Saved entries:
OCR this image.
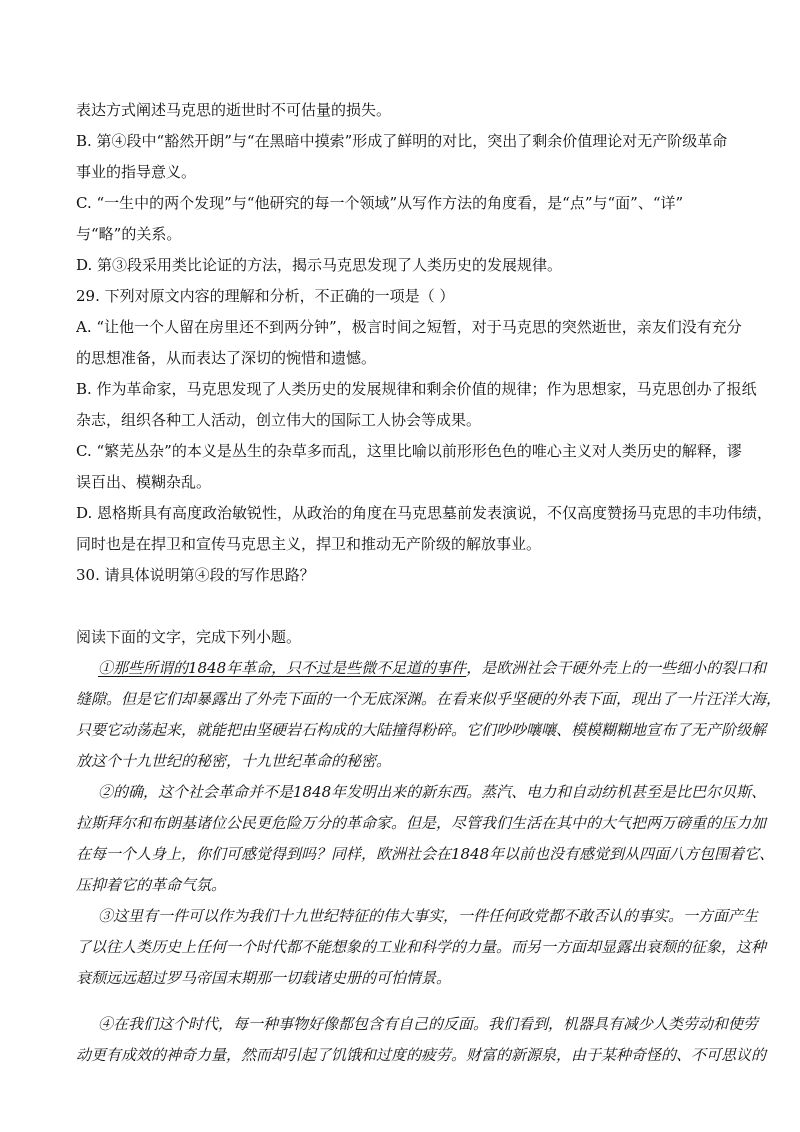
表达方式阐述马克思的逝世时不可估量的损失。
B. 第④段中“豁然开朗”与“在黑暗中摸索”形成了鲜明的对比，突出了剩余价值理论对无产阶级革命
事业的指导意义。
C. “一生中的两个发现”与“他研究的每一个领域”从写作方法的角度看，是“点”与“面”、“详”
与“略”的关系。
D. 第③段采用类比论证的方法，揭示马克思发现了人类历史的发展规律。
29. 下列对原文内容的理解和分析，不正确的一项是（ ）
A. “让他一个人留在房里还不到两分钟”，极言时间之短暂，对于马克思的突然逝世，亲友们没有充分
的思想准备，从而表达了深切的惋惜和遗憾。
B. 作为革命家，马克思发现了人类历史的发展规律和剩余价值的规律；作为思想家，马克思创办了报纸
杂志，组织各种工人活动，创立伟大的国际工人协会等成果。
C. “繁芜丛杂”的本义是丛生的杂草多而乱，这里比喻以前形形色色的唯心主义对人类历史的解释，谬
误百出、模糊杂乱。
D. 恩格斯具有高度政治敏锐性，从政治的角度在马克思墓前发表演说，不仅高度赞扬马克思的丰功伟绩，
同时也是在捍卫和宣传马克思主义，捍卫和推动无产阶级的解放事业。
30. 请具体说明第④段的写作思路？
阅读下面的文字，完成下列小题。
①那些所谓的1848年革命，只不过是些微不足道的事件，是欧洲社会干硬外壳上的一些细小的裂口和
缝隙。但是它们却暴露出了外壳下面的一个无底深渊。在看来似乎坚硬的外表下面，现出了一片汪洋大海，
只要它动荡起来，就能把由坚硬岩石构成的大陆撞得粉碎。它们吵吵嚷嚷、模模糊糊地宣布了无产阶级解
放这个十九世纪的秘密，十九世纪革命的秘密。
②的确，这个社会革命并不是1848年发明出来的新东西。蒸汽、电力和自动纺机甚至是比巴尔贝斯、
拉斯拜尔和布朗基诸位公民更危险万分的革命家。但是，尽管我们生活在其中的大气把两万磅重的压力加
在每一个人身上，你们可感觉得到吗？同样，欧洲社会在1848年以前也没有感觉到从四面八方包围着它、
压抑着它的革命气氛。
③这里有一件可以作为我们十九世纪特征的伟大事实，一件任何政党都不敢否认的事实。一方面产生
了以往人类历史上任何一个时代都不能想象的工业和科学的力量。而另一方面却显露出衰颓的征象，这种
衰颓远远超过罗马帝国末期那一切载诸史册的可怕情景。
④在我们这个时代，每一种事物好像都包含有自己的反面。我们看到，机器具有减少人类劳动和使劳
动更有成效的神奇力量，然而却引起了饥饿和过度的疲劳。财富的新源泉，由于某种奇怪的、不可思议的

### EXERCISE DETAILS
Without the pictures, repeat all the records word for word.

### COMPLETE OUTPUT
OCR this image.
表达方式阐述马克思的逝世时不可估量的损失。
B. 第④段中“豁然开朗”与“在黑暗中摸索”形成了鲜明的对比，突出了剩余价值理论对无产阶级革命
事业的指导意义。
C. “一生中的两个发现”与“他研究的每一个领域”从写作方法的角度看，是“点”与“面”、“详”
与“略”的关系。
D. 第③段采用类比论证的方法，揭示马克思发现了人类历史的发展规律。
29. 下列对原文内容的理解和分析，不正确的一项是（ ）
A. “让他一个人留在房里还不到两分钟”，极言时间之短暂，对于马克思的突然逝世，亲友们没有充分
的思想准备，从而表达了深切的惋惜和遗憾。
B. 作为革命家，马克思发现了人类历史的发展规律和剩余价值的规律；作为思想家，马克思创办了报纸
杂志，组织各种工人活动，创立伟大的国际工人协会等成果。
C. “繁芜丛杂”的本义是丛生的杂草多而乱，这里比喻以前形形色色的唯心主义对人类历史的解释，谬
误百出、模糊杂乱。
D. 恩格斯具有高度政治敏锐性，从政治的角度在马克思墓前发表演说，不仅高度赞扬马克思的丰功伟绩，
同时也是在捍卫和宣传马克思主义，捍卫和推动无产阶级的解放事业。
30. 请具体说明第④段的写作思路？
阅读下面的文字，完成下列小题。
①那些所谓的1848年革命，只不过是些微不足道的事件，是欧洲社会干硬外壳上的一些细小的裂口和
缝隙。但是它们却暴露出了外壳下面的一个无底深渊。在看来似乎坚硬的外表下面，现出了一片汪洋大海，
只要它动荡起来，就能把由坚硬岩石构成的大陆撞得粉碎。它们吵吵嚷嚷、模模糊糊地宣布了无产阶级解
放这个十九世纪的秘密，十九世纪革命的秘密。
②的确，这个社会革命并不是1848年发明出来的新东西。蒸汽、电力和自动纺机甚至是比巴尔贝斯、
拉斯拜尔和布朗基诸位公民更危险万分的革命家。但是，尽管我们生活在其中的大气把两万磅重的压力加
在每一个人身上，你们可感觉得到吗？同样，欧洲社会在1848年以前也没有感觉到从四面八方包围着它、
压抑着它的革命气氛。
③这里有一件可以作为我们十九世纪特征的伟大事实，一件任何政党都不敢否认的事实。一方面产生
了以往人类历史上任何一个时代都不能想象的工业和科学的力量。而另一方面却显露出衰颓的征象，这种
衰颓远远超过罗马帝国末期那一切载诸史册的可怕情景。
④在我们这个时代，每一种事物好像都包含有自己的反面。我们看到，机器具有减少人类劳动和使劳
动更有成效的神奇力量，然而却引起了饥饿和过度的疲劳。财富的新源泉，由于某种奇怪的、不可思议的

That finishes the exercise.